▶ _Material to process_:

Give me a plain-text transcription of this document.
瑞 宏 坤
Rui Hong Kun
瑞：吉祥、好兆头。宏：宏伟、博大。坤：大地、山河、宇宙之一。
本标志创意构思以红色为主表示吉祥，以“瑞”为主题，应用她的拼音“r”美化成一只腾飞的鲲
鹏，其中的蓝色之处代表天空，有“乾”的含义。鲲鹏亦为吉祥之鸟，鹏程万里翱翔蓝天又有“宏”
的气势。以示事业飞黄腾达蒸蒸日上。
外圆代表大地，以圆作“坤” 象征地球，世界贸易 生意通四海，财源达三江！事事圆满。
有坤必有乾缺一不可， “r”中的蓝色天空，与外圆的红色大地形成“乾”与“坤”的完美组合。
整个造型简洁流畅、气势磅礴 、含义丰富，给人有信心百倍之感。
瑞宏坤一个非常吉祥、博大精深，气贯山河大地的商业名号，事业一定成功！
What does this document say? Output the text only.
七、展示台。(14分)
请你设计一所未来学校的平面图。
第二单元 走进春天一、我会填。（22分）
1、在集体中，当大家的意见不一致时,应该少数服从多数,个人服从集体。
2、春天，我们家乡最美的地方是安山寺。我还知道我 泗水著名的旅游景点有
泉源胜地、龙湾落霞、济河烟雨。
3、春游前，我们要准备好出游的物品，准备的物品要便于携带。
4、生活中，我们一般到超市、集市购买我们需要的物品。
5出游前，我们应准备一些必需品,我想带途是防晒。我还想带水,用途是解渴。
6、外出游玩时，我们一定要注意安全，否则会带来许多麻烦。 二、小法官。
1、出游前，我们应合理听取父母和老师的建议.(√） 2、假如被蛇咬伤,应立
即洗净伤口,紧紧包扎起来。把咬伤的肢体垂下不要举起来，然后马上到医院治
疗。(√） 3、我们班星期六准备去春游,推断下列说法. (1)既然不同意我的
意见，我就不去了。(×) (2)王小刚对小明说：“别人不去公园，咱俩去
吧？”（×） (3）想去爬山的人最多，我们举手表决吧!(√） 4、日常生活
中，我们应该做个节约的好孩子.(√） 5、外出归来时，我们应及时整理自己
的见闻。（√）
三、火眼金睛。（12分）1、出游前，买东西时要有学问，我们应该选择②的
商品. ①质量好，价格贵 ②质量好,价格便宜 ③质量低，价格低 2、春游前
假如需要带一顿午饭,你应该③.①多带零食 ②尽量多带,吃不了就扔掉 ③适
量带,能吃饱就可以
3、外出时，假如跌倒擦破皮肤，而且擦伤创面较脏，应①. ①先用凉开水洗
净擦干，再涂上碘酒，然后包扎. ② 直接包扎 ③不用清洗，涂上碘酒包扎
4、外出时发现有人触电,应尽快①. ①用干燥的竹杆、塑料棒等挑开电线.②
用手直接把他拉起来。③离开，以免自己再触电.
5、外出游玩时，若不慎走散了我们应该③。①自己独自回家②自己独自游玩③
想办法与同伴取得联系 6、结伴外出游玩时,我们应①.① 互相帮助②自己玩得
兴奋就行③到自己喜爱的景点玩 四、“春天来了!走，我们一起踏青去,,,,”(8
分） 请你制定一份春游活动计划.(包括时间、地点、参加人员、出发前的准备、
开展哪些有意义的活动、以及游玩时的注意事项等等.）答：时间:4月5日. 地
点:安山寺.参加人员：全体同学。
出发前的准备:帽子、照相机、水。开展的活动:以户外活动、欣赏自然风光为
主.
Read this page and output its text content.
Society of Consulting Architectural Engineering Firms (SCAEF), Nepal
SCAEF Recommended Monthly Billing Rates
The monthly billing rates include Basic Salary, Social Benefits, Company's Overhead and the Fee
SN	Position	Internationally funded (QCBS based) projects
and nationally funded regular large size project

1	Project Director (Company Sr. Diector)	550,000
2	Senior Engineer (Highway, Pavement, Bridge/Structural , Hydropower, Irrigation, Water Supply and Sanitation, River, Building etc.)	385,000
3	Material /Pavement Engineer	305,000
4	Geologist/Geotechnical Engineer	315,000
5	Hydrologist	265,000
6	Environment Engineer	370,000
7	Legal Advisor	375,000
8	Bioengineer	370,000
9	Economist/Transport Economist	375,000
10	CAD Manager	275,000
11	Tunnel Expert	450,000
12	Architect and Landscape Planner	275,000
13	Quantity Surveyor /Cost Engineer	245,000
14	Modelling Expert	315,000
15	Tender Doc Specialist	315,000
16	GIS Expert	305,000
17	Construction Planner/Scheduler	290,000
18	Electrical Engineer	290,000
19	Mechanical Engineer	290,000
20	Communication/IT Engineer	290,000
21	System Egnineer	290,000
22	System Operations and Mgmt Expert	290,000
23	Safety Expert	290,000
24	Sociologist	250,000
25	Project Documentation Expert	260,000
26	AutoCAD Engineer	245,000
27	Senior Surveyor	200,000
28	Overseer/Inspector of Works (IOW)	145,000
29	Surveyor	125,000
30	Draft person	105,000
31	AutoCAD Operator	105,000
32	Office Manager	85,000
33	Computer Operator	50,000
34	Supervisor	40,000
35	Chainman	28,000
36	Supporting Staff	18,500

▶ _What you need to do_: Print all of the entries exactly as they appear.

▶ _Output for this exercise_:
Give me a plain-text transcription of this document.
瑞 宏 坤
Rui Hong Kun
瑞：吉祥、好兆头。宏：宏伟、博大。坤：大地、山河、宇宙之一。
本标志创意构思以红色为主表示吉祥，以“瑞”为主题，应用她的拼音“r”美化成一只腾飞的鲲
鹏，其中的蓝色之处代表天空，有“乾”的含义。鲲鹏亦为吉祥之鸟，鹏程万里翱翔蓝天又有“宏”
的气势。以示事业飞黄腾达蒸蒸日上。
外圆代表大地，以圆作“坤” 象征地球，世界贸易 生意通四海，财源达三江！事事圆满。
有坤必有乾缺一不可， “r”中的蓝色天空，与外圆的红色大地形成“乾”与“坤”的完美组合。
整个造型简洁流畅、气势磅礴 、含义丰富，给人有信心百倍之感。
瑞宏坤一个非常吉祥、博大精深，气贯山河大地的商业名号，事业一定成功！
What does this document say? Output the text only.
七、展示台。(14分)
请你设计一所未来学校的平面图。
第二单元 走进春天一、我会填。（22分）
1、在集体中，当大家的意见不一致时,应该少数服从多数,个人服从集体。
2、春天，我们家乡最美的地方是安山寺。我还知道我 泗水著名的旅游景点有
泉源胜地、龙湾落霞、济河烟雨。
3、春游前，我们要准备好出游的物品，准备的物品要便于携带。
4、生活中，我们一般到超市、集市购买我们需要的物品。
5出游前，我们应准备一些必需品,我想带途是防晒。我还想带水,用途是解渴。
6、外出游玩时，我们一定要注意安全，否则会带来许多麻烦。 二、小法官。
1、出游前，我们应合理听取父母和老师的建议.(√） 2、假如被蛇咬伤,应立
即洗净伤口,紧紧包扎起来。把咬伤的肢体垂下不要举起来，然后马上到医院治
疗。(√） 3、我们班星期六准备去春游,推断下列说法. (1)既然不同意我的
意见，我就不去了。(×) (2)王小刚对小明说：“别人不去公园，咱俩去
吧？”（×） (3）想去爬山的人最多，我们举手表决吧!(√） 4、日常生活
中，我们应该做个节约的好孩子.(√） 5、外出归来时，我们应及时整理自己
的见闻。（√）
三、火眼金睛。（12分）1、出游前，买东西时要有学问，我们应该选择②的
商品. ①质量好，价格贵 ②质量好,价格便宜 ③质量低，价格低 2、春游前
假如需要带一顿午饭,你应该③.①多带零食 ②尽量多带,吃不了就扔掉 ③适
量带,能吃饱就可以
3、外出时，假如跌倒擦破皮肤，而且擦伤创面较脏，应①. ①先用凉开水洗
净擦干，再涂上碘酒，然后包扎. ② 直接包扎 ③不用清洗，涂上碘酒包扎
4、外出时发现有人触电,应尽快①. ①用干燥的竹杆、塑料棒等挑开电线.②
用手直接把他拉起来。③离开，以免自己再触电.
5、外出游玩时，若不慎走散了我们应该③。①自己独自回家②自己独自游玩③
想办法与同伴取得联系 6、结伴外出游玩时,我们应①.① 互相帮助②自己玩得
兴奋就行③到自己喜爱的景点玩 四、“春天来了!走，我们一起踏青去,,,,”(8
分） 请你制定一份春游活动计划.(包括时间、地点、参加人员、出发前的准备、
开展哪些有意义的活动、以及游玩时的注意事项等等.）答：时间:4月5日. 地
点:安山寺.参加人员：全体同学。
出发前的准备:帽子、照相机、水。开展的活动:以户外活动、欣赏自然风光为
主.
Read this page and output its text content.
Society of Consulting Architectural Engineering Firms (SCAEF), Nepal
SCAEF Recommended Monthly Billing Rates
The monthly billing rates include Basic Salary, Social Benefits, Company's Overhead and the Fee
SN	Position	Internationally funded (QCBS based) projects
and nationally funded regular large size project

1	Project Director (Company Sr. Diector)	550,000
2	Senior Engineer (Highway, Pavement, Bridge/Structural , Hydropower, Irrigation, Water Supply and Sanitation, River, Building etc.)	385,000
3	Material /Pavement Engineer	305,000
4	Geologist/Geotechnical Engineer	315,000
5	Hydrologist	265,000
6	Environment Engineer	370,000
7	Legal Advisor	375,000
8	Bioengineer	370,000
9	Economist/Transport Economist	375,000
10	CAD Manager	275,000
11	Tunnel Expert	450,000
12	Architect and Landscape Planner	275,000
13	Quantity Surveyor /Cost Engineer	245,000
14	Modelling Expert	315,000
15	Tender Doc Specialist	315,000
16	GIS Expert	305,000
17	Construction Planner/Scheduler	290,000
18	Electrical Engineer	290,000
19	Mechanical Engineer	290,000
20	Communication/IT Engineer	290,000
21	System Egnineer	290,000
22	System Operations and Mgmt Expert	290,000
23	Safety Expert	290,000
24	Sociologist	250,000
25	Project Documentation Expert	260,000
26	AutoCAD Engineer	245,000
27	Senior Surveyor	200,000
28	Overseer/Inspector of Works (IOW)	145,000
29	Surveyor	125,000
30	Draft person	105,000
31	AutoCAD Operator	105,000
32	Office Manager	85,000
33	Computer Operator	50,000
34	Supervisor	40,000
35	Chainman	28,000
36	Supporting Staff	18,500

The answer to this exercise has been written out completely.